◆ MATERIAL PROVIDED
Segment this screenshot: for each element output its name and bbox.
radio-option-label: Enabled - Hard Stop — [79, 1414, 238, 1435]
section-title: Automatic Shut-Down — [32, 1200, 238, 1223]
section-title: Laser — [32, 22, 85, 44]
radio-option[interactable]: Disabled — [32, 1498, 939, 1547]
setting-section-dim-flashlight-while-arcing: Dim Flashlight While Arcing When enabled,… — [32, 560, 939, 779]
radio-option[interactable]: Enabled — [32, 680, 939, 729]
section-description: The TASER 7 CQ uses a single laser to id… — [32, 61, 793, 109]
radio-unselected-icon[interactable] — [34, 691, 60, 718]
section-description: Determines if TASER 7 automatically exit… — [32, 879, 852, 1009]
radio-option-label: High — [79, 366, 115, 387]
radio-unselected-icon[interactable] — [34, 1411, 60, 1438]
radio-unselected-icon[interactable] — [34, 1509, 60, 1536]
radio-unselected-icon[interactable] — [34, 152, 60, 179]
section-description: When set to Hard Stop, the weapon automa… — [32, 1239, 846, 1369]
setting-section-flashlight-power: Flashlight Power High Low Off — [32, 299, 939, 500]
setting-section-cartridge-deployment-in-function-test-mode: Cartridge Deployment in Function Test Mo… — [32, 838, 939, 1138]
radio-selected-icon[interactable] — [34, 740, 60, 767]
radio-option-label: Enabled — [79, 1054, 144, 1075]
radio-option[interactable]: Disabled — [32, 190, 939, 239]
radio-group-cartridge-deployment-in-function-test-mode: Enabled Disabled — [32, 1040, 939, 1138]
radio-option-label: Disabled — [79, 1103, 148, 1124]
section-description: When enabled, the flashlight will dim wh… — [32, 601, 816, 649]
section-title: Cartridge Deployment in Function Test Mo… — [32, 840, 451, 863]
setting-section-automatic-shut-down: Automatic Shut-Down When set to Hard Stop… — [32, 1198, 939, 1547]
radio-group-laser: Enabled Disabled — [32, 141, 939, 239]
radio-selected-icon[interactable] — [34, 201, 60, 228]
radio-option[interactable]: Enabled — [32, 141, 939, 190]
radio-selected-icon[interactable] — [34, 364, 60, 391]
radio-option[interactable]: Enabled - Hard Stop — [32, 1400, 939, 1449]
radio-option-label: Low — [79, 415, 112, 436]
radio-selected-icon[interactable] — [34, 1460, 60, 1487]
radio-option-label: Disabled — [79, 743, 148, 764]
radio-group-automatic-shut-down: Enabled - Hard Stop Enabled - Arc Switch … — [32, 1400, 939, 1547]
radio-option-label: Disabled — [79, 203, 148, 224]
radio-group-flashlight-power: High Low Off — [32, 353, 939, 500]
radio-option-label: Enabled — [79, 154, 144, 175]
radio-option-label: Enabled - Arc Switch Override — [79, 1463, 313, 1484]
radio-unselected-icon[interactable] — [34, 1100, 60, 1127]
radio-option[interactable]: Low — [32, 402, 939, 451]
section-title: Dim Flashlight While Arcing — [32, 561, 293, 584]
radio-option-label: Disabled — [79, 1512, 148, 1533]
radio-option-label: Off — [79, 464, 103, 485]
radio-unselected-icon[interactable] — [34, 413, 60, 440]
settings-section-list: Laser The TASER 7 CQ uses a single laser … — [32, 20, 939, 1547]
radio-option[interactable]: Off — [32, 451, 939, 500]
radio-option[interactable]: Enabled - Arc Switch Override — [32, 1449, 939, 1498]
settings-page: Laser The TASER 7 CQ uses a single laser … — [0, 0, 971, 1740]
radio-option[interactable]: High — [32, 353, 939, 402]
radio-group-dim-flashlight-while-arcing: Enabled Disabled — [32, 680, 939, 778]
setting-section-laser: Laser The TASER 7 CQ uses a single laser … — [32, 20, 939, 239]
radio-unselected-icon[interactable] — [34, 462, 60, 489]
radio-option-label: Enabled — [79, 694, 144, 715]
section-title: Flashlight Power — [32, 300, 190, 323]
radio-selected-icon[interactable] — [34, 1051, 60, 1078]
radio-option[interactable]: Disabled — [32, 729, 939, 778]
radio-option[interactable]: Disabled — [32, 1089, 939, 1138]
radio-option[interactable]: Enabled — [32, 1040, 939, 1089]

◆ STATED GOAL
Edit the material by changing each "Automatic Shut-Down" to "Auto Shutdown", and return every line with everything else left as it is.

◆ COMPLETE OUTPUT
Segment this screenshot: for each element output its name and bbox.
radio-option-label: Enabled - Hard Stop — [79, 1414, 238, 1435]
section-title: Auto Shutdown — [32, 1200, 238, 1223]
section-title: Laser — [32, 22, 85, 44]
radio-option[interactable]: Disabled — [32, 1498, 939, 1547]
setting-section-dim-flashlight-while-arcing: Dim Flashlight While Arcing When enabled,… — [32, 560, 939, 779]
radio-option[interactable]: Enabled — [32, 680, 939, 729]
section-description: The TASER 7 CQ uses a single laser to id… — [32, 61, 793, 109]
radio-unselected-icon[interactable] — [34, 691, 60, 718]
section-description: Determines if TASER 7 automatically exit… — [32, 879, 852, 1009]
radio-option-label: High — [79, 366, 115, 387]
radio-unselected-icon[interactable] — [34, 1411, 60, 1438]
radio-unselected-icon[interactable] — [34, 1509, 60, 1536]
radio-unselected-icon[interactable] — [34, 152, 60, 179]
section-description: When set to Hard Stop, the weapon automa… — [32, 1239, 846, 1369]
setting-section-flashlight-power: Flashlight Power High Low Off — [32, 299, 939, 500]
setting-section-cartridge-deployment-in-function-test-mode: Cartridge Deployment in Function Test Mo… — [32, 838, 939, 1138]
radio-selected-icon[interactable] — [34, 740, 60, 767]
radio-option-label: Enabled — [79, 1054, 144, 1075]
radio-option[interactable]: Disabled — [32, 190, 939, 239]
radio-group-cartridge-deployment-in-function-test-mode: Enabled Disabled — [32, 1040, 939, 1138]
radio-option-label: Disabled — [79, 1103, 148, 1124]
section-description: When enabled, the flashlight will dim wh… — [32, 601, 816, 649]
section-title: Cartridge Deployment in Function Test Mo… — [32, 840, 451, 863]
setting-section-automatic-shut-down: Auto Shutdown When set to Hard Stop… — [32, 1198, 939, 1547]
radio-group-laser: Enabled Disabled — [32, 141, 939, 239]
radio-selected-icon[interactable] — [34, 201, 60, 228]
radio-option[interactable]: Enabled — [32, 141, 939, 190]
radio-selected-icon[interactable] — [34, 364, 60, 391]
radio-option[interactable]: Enabled - Hard Stop — [32, 1400, 939, 1449]
radio-option-label: Low — [79, 415, 112, 436]
radio-selected-icon[interactable] — [34, 1460, 60, 1487]
radio-option-label: Disabled — [79, 743, 148, 764]
radio-group-automatic-shut-down: Enabled - Hard Stop Enabled - Arc Switch … — [32, 1400, 939, 1547]
radio-option-label: Disabled — [79, 203, 148, 224]
radio-group-flashlight-power: High Low Off — [32, 353, 939, 500]
radio-option-label: Enabled — [79, 154, 144, 175]
radio-option-label: Enabled - Arc Switch Override — [79, 1463, 313, 1484]
radio-unselected-icon[interactable] — [34, 1100, 60, 1127]
radio-option[interactable]: Low — [32, 402, 939, 451]
section-title: Dim Flashlight While Arcing — [32, 561, 293, 584]
radio-option-label: Disabled — [79, 1512, 148, 1533]
radio-option-label: Off — [79, 464, 103, 485]
radio-unselected-icon[interactable] — [34, 413, 60, 440]
settings-section-list: Laser The TASER 7 CQ uses a single laser … — [32, 20, 939, 1547]
radio-option[interactable]: Off — [32, 451, 939, 500]
radio-option[interactable]: Enabled - Arc Switch Override — [32, 1449, 939, 1498]
settings-page: Laser The TASER 7 CQ uses a single laser … — [0, 0, 971, 1740]
radio-option[interactable]: High — [32, 353, 939, 402]
radio-group-dim-flashlight-while-arcing: Enabled Disabled — [32, 680, 939, 778]
setting-section-laser: Laser The TASER 7 CQ uses a single laser … — [32, 20, 939, 239]
radio-unselected-icon[interactable] — [34, 462, 60, 489]
radio-option-label: Enabled — [79, 694, 144, 715]
section-title: Flashlight Power — [32, 300, 190, 323]
radio-selected-icon[interactable] — [34, 1051, 60, 1078]
radio-option[interactable]: Disabled — [32, 729, 939, 778]
radio-option[interactable]: Disabled — [32, 1089, 939, 1138]
radio-option[interactable]: Enabled — [32, 1040, 939, 1089]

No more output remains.